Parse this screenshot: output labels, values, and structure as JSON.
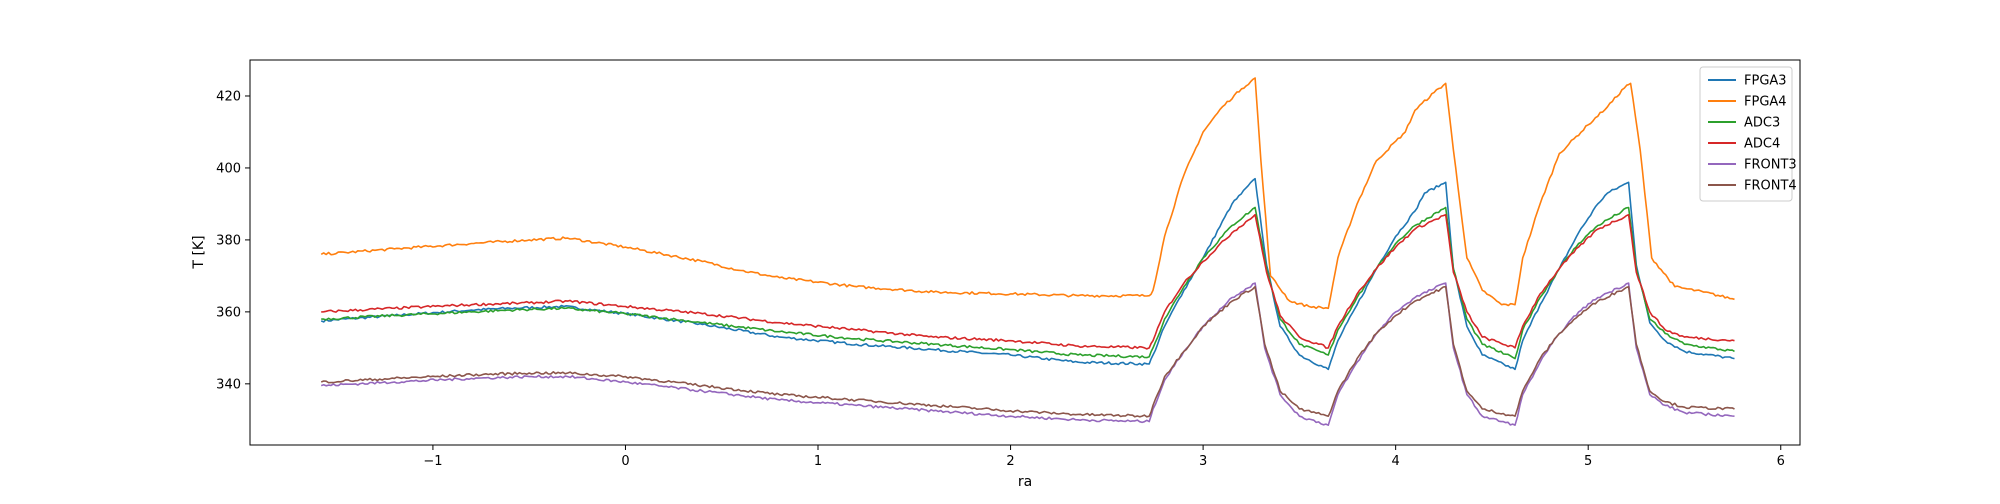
{
  "chart_data": {
    "type": "line",
    "title": "",
    "xlabel": "ra",
    "ylabel": "T [K]",
    "xlim": [
      -1.95,
      6.1
    ],
    "ylim": [
      323,
      430
    ],
    "xticks": [
      -1,
      0,
      1,
      2,
      3,
      4,
      5,
      6
    ],
    "xtick_labels": [
      "−1",
      "0",
      "1",
      "2",
      "3",
      "4",
      "5",
      "6"
    ],
    "yticks": [
      340,
      360,
      380,
      400,
      420
    ],
    "ytick_labels": [
      "340",
      "360",
      "380",
      "400",
      "420"
    ],
    "grid": false,
    "legend_position": "top-right",
    "series": [
      {
        "name": "FPGA3",
        "color": "#1f77b4",
        "x": [
          -1.58,
          -1.2,
          -0.8,
          -0.6,
          -0.32,
          0,
          0.4,
          0.8,
          1.2,
          1.6,
          2.0,
          2.35,
          2.72,
          2.74,
          2.8,
          2.9,
          3.0,
          3.15,
          3.27,
          3.33,
          3.4,
          3.5,
          3.65,
          3.7,
          3.8,
          3.9,
          4.0,
          4.1,
          4.15,
          4.26,
          4.3,
          4.37,
          4.45,
          4.62,
          4.66,
          4.75,
          4.85,
          4.95,
          5.05,
          5.1,
          5.21,
          5.25,
          5.32,
          5.4,
          5.5,
          5.76
        ],
        "y": [
          357.5,
          359,
          360.5,
          361,
          361.5,
          359.5,
          356.5,
          353,
          351,
          349.5,
          348,
          346,
          345.5,
          348,
          356,
          366,
          375,
          390,
          397,
          373,
          356,
          348,
          344,
          352,
          362,
          372,
          381,
          388,
          393,
          396,
          372,
          356,
          348,
          344,
          352,
          362,
          372,
          382,
          390,
          393,
          396,
          373,
          357,
          352,
          349,
          347
        ]
      },
      {
        "name": "FPGA4",
        "color": "#ff7f0e",
        "x": [
          -1.58,
          -1.2,
          -0.8,
          -0.5,
          -0.3,
          0,
          0.4,
          0.6,
          0.8,
          1.2,
          1.6,
          2.0,
          2.35,
          2.72,
          2.74,
          2.8,
          2.9,
          3.0,
          3.1,
          3.2,
          3.27,
          3.3,
          3.35,
          3.45,
          3.55,
          3.65,
          3.7,
          3.8,
          3.9,
          4.05,
          4.1,
          4.2,
          4.26,
          4.3,
          4.37,
          4.45,
          4.55,
          4.62,
          4.66,
          4.75,
          4.85,
          5.0,
          5.1,
          5.2,
          5.22,
          5.27,
          5.33,
          5.45,
          5.6,
          5.76
        ],
        "y": [
          376,
          377.5,
          379,
          380,
          380.5,
          378,
          374,
          371.5,
          369.5,
          367,
          365.5,
          365,
          364.5,
          364.5,
          366,
          381,
          398,
          410,
          417,
          422,
          425,
          402,
          370,
          363,
          361.5,
          361,
          375,
          390,
          402,
          410,
          416,
          421,
          423.5,
          405,
          375,
          366,
          362,
          362,
          375,
          390,
          404,
          412,
          417,
          423,
          423.5,
          405,
          375,
          367,
          365.5,
          363.5
        ]
      },
      {
        "name": "ADC3",
        "color": "#2ca02c",
        "x": [
          -1.58,
          -1.2,
          -0.8,
          -0.6,
          -0.32,
          0,
          0.4,
          0.8,
          1.2,
          1.6,
          2.0,
          2.35,
          2.72,
          2.74,
          2.8,
          2.9,
          3.0,
          3.15,
          3.27,
          3.33,
          3.4,
          3.5,
          3.65,
          3.7,
          3.8,
          3.9,
          4.0,
          4.1,
          4.26,
          4.3,
          4.37,
          4.45,
          4.62,
          4.66,
          4.75,
          4.85,
          4.95,
          5.05,
          5.21,
          5.25,
          5.32,
          5.4,
          5.5,
          5.76
        ],
        "y": [
          358,
          359,
          360,
          360.5,
          361,
          359.5,
          357,
          354.5,
          352.5,
          351,
          349.5,
          348,
          347.5,
          350,
          358,
          367,
          375,
          384,
          389,
          372,
          358,
          351,
          348,
          355,
          364,
          372,
          379,
          384,
          389,
          372,
          358,
          351,
          347,
          355,
          364,
          372,
          379,
          384,
          389,
          372,
          358,
          354,
          351,
          349
        ]
      },
      {
        "name": "ADC4",
        "color": "#d62728",
        "x": [
          -1.58,
          -1.2,
          -0.8,
          -0.5,
          -0.3,
          0,
          0.4,
          0.8,
          1.2,
          1.6,
          2.0,
          2.35,
          2.72,
          2.74,
          2.8,
          2.9,
          3.0,
          3.15,
          3.27,
          3.33,
          3.4,
          3.5,
          3.65,
          3.7,
          3.8,
          3.9,
          4.0,
          4.1,
          4.26,
          4.3,
          4.37,
          4.45,
          4.62,
          4.66,
          4.75,
          4.85,
          4.95,
          5.05,
          5.21,
          5.25,
          5.32,
          5.4,
          5.5,
          5.76
        ],
        "y": [
          360,
          361,
          362,
          362.5,
          363,
          361.5,
          359.5,
          357,
          355,
          353,
          352,
          350.5,
          350,
          352,
          360,
          368,
          374,
          382,
          387,
          371,
          359,
          353,
          350,
          356,
          365,
          372,
          378,
          383,
          387,
          371,
          360,
          353,
          350,
          356,
          365,
          372,
          378,
          383,
          387,
          371,
          360,
          355,
          353,
          352
        ]
      },
      {
        "name": "FRONT3",
        "color": "#9467bd",
        "x": [
          -1.58,
          -1.2,
          -0.8,
          -0.5,
          -0.3,
          0,
          0.4,
          0.8,
          1.2,
          1.6,
          2.0,
          2.35,
          2.72,
          2.74,
          2.8,
          2.9,
          3.0,
          3.15,
          3.27,
          3.32,
          3.4,
          3.5,
          3.65,
          3.7,
          3.8,
          3.9,
          4.0,
          4.1,
          4.26,
          4.3,
          4.37,
          4.45,
          4.62,
          4.66,
          4.75,
          4.85,
          4.95,
          5.05,
          5.21,
          5.25,
          5.32,
          5.4,
          5.5,
          5.76
        ],
        "y": [
          339.5,
          340.5,
          341.5,
          342,
          342,
          340.5,
          338,
          335.5,
          334,
          332.5,
          331,
          330,
          329.5,
          333,
          341,
          349,
          356,
          364,
          368,
          350,
          337,
          331,
          328.5,
          337,
          346,
          354,
          360,
          364,
          368,
          350,
          337,
          331,
          328.5,
          337,
          346,
          354,
          360,
          364,
          368,
          350,
          337,
          334,
          332,
          331
        ]
      },
      {
        "name": "FRONT4",
        "color": "#8c564b",
        "x": [
          -1.58,
          -1.2,
          -0.8,
          -0.5,
          -0.3,
          0,
          0.4,
          0.8,
          1.2,
          1.6,
          2.0,
          2.35,
          2.72,
          2.74,
          2.8,
          2.9,
          3.0,
          3.15,
          3.27,
          3.32,
          3.4,
          3.5,
          3.65,
          3.7,
          3.8,
          3.9,
          4.0,
          4.1,
          4.26,
          4.3,
          4.37,
          4.45,
          4.62,
          4.66,
          4.75,
          4.85,
          4.95,
          5.05,
          5.21,
          5.25,
          5.32,
          5.4,
          5.5,
          5.76
        ],
        "y": [
          340.5,
          341.5,
          342.5,
          343,
          343,
          342,
          339.5,
          337,
          335.5,
          334,
          332.5,
          331.5,
          331,
          334,
          342,
          349,
          356,
          363,
          367,
          351,
          338,
          333,
          331,
          338,
          347,
          354,
          359,
          363,
          367,
          351,
          338,
          333,
          331,
          338,
          347,
          354,
          359,
          363,
          367,
          351,
          338,
          335,
          333.5,
          333
        ]
      }
    ]
  }
}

══════════════════════════════

### The exercise
Scan the entries above and work out how many lines include the word "color"; the reply is that number alone.

### Reply to the exercise
6